- [Stated goal]: Report every line in the listing that contains the string "benefits".
___ Records provided
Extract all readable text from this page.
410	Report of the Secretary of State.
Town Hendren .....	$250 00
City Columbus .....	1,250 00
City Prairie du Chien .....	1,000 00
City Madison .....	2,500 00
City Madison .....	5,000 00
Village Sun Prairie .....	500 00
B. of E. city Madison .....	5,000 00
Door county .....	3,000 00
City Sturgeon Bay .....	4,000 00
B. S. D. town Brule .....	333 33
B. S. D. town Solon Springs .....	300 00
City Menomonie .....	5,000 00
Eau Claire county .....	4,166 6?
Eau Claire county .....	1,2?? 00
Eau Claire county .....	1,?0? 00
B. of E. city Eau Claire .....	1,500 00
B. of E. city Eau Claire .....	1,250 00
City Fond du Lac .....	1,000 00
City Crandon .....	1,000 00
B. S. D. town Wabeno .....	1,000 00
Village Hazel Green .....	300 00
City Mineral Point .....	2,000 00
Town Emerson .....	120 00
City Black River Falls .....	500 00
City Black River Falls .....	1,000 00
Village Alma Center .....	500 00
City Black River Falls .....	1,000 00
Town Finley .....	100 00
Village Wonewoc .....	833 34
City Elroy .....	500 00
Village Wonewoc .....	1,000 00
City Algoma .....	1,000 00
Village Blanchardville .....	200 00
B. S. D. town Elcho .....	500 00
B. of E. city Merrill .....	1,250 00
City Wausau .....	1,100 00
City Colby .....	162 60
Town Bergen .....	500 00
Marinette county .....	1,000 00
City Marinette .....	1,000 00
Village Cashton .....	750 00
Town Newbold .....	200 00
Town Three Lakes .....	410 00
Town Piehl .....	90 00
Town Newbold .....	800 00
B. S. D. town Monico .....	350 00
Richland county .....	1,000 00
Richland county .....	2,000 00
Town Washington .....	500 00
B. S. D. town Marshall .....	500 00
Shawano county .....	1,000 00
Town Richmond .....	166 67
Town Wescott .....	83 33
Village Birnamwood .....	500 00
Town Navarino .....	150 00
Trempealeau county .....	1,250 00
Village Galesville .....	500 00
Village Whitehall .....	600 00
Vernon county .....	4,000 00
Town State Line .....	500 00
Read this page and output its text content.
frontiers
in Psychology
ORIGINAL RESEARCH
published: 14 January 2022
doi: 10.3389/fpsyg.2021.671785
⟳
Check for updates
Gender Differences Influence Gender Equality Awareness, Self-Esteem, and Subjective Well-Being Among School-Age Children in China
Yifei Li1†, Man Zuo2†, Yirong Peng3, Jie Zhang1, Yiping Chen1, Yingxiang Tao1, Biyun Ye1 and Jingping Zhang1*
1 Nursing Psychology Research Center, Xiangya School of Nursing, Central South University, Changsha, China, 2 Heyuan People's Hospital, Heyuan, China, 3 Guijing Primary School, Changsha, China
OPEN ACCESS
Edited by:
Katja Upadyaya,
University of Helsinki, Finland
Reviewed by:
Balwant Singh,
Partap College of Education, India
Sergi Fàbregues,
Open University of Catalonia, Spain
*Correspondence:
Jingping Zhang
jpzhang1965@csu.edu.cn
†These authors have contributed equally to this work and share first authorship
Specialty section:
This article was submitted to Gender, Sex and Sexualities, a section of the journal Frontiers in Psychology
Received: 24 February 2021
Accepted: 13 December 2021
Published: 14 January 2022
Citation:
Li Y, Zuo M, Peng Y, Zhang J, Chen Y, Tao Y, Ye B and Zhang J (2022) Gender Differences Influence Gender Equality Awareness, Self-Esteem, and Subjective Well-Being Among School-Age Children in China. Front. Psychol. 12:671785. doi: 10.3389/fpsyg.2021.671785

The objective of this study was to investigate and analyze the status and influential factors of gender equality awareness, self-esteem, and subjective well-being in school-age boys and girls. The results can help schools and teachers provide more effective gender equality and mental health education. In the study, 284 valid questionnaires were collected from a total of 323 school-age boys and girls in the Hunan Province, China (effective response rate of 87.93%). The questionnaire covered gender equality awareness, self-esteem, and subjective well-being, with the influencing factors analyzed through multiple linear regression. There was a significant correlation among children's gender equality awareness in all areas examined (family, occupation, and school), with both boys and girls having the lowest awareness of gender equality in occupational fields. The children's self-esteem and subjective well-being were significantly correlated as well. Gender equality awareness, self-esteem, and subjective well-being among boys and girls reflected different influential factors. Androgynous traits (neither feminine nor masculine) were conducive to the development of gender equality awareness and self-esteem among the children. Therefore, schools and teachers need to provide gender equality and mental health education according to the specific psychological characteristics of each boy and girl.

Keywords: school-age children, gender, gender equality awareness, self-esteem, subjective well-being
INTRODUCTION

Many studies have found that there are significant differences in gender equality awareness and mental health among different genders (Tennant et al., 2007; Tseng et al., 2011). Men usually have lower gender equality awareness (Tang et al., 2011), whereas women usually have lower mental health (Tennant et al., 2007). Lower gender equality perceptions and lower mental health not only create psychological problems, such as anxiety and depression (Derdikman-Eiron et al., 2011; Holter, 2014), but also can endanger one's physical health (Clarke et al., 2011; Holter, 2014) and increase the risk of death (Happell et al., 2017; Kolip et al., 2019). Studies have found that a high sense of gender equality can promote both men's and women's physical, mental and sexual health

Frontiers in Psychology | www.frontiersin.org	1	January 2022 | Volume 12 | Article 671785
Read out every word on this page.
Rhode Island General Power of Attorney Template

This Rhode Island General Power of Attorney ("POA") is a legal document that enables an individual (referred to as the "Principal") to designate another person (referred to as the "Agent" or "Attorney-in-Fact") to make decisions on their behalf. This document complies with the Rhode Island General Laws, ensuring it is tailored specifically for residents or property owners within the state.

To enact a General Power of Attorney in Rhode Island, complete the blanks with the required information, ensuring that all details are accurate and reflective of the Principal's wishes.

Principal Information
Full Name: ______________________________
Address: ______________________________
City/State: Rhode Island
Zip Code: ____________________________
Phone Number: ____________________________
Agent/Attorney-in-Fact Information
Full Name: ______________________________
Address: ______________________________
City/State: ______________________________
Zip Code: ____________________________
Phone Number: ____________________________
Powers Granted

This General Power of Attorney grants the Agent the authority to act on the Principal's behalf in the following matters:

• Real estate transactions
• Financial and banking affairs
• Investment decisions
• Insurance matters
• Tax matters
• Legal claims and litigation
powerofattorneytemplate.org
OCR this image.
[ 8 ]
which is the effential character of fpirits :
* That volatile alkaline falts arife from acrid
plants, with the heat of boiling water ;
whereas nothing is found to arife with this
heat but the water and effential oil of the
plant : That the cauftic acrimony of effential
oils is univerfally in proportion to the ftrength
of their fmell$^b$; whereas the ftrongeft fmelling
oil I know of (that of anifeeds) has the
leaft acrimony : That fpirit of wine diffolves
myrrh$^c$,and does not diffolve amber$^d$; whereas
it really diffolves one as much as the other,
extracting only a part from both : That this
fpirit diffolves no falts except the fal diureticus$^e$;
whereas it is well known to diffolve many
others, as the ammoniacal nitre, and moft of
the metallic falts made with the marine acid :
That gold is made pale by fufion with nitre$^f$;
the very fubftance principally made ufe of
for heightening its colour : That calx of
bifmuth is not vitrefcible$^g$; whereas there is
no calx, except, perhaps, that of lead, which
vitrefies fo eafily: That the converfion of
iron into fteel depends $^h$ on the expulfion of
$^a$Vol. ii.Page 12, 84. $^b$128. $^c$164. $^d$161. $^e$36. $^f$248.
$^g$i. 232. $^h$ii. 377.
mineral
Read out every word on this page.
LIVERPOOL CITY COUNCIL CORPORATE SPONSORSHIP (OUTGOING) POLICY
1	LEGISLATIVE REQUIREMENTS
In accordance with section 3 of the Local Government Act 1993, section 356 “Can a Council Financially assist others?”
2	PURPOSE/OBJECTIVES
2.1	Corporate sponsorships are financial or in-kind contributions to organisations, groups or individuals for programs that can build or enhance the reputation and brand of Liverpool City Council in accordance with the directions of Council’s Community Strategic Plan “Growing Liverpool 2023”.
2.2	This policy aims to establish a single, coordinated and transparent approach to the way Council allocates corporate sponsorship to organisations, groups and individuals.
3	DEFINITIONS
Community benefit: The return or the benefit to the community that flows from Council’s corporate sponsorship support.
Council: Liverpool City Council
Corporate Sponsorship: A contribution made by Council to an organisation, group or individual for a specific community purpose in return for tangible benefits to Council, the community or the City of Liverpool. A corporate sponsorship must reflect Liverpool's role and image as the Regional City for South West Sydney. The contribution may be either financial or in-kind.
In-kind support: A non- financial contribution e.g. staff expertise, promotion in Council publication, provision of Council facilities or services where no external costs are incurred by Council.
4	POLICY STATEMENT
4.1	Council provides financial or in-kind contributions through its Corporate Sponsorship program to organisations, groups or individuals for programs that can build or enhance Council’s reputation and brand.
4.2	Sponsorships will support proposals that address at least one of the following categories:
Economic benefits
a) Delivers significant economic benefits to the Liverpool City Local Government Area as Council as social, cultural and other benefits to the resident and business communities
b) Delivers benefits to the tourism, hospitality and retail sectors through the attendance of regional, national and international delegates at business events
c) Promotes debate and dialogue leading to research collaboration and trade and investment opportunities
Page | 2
______
- [Answer]:
Corporate Sponsorship: A contribution made by Council to an organisation, group or individual for a specific community purpose in return for tangible benefits to Council, the community or the City of Liverpool. A corporate sponsorship must reflect Liverpool's role and image as the Regional City for South West Sydney. The contribution may be either financial or in-kind.
Economic benefits
a) Delivers significant economic benefits to the Liverpool City Local Government Area as Council as social, cultural and other benefits to the resident and business communities
b) Delivers benefits to the tourism, hospitality and retail sectors through the attendance of regional, national and international delegates at business events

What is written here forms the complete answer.